• **Given request**: Extract every line that contains the string "this".

[Lines of data]
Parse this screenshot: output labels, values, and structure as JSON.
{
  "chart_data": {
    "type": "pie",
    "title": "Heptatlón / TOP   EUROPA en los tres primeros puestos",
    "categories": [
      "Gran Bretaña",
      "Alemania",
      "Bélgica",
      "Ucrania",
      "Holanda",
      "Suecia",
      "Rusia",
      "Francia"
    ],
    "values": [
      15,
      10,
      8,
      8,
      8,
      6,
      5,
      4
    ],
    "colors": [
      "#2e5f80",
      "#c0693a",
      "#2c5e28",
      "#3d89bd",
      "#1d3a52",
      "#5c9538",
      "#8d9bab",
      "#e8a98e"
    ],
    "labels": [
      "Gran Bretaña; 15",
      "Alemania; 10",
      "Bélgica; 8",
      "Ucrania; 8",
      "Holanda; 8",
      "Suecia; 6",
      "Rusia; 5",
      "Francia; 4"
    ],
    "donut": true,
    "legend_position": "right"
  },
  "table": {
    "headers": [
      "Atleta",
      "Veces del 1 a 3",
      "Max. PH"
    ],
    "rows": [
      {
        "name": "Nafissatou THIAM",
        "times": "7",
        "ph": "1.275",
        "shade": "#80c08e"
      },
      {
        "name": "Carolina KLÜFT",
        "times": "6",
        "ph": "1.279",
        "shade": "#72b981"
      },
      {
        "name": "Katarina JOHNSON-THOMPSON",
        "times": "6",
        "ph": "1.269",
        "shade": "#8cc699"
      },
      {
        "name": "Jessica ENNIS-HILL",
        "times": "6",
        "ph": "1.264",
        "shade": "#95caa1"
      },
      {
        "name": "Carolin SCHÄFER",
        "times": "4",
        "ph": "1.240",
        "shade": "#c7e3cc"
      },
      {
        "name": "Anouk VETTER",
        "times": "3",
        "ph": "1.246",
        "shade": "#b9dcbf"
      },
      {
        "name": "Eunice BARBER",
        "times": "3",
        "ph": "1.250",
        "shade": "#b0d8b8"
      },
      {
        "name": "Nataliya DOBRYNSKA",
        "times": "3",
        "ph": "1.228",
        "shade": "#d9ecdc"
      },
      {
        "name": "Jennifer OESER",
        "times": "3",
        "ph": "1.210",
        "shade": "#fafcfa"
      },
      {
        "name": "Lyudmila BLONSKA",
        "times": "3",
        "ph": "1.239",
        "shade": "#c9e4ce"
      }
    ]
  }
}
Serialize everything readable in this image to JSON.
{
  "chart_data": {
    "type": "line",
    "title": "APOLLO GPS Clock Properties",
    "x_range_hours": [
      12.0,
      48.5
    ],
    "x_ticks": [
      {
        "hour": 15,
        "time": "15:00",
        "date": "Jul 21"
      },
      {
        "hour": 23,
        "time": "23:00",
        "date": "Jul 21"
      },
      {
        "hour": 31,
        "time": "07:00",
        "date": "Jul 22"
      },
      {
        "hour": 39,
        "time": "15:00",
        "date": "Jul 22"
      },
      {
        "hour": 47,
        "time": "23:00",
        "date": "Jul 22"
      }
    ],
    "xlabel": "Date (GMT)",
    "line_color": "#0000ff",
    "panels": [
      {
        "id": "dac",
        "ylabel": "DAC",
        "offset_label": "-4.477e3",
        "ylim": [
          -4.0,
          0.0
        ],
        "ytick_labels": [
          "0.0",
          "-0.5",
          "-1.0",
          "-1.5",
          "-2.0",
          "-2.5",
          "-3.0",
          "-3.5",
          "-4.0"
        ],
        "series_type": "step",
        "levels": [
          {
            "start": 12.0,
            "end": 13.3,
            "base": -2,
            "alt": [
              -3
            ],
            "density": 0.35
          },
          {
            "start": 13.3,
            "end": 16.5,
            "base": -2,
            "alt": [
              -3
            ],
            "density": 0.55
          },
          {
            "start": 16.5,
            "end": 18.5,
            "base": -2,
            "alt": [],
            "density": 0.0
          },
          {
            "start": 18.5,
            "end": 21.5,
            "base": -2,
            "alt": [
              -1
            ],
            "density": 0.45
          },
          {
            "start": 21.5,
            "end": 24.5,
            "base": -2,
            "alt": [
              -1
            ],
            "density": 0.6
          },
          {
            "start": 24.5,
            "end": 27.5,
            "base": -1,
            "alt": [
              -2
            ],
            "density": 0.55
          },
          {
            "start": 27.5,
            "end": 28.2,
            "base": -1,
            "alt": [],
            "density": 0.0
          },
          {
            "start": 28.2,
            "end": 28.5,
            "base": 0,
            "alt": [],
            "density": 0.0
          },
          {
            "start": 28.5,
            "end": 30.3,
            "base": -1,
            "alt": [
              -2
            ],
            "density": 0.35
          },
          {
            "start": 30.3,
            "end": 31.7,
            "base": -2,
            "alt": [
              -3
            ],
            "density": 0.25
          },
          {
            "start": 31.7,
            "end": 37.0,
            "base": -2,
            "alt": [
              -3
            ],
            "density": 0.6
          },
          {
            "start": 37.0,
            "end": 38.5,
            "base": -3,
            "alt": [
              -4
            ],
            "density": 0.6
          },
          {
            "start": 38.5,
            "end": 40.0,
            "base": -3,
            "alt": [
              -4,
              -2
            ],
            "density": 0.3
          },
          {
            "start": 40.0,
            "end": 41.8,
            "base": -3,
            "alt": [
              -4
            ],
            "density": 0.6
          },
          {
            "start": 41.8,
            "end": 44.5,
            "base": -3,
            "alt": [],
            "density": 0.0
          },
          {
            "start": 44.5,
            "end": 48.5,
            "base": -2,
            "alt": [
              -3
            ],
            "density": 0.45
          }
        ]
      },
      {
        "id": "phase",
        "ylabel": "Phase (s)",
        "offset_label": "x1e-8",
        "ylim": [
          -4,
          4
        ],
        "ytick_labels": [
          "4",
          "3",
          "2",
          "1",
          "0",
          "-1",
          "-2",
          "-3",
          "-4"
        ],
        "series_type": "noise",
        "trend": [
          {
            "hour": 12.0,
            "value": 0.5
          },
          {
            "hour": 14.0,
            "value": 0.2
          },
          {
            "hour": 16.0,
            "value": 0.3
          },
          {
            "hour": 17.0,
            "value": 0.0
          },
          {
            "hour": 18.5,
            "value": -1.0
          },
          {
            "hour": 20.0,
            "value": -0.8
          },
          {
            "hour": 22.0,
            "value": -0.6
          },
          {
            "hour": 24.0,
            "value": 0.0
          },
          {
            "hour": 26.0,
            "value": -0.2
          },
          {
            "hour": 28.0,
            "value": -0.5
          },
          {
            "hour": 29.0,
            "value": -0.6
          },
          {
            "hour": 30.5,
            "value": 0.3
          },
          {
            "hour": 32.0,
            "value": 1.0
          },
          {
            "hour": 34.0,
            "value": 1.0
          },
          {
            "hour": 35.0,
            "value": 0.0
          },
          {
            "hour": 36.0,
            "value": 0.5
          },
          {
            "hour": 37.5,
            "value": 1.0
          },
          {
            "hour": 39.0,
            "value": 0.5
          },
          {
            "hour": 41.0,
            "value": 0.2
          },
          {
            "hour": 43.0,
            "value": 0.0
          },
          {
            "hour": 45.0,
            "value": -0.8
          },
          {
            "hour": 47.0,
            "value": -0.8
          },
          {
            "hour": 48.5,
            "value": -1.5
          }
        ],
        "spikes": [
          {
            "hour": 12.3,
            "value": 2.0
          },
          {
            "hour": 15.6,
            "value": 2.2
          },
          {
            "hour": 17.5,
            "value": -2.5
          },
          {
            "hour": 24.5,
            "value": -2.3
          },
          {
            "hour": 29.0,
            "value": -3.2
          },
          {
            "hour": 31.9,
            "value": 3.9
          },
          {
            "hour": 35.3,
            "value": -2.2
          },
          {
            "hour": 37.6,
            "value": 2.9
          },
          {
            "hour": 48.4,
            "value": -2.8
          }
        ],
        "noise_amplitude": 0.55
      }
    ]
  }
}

• **Answer to the task**:
Parse this screenshot: output labels, values, and structure as JSON.
Serialize everything readable in this image to JSON.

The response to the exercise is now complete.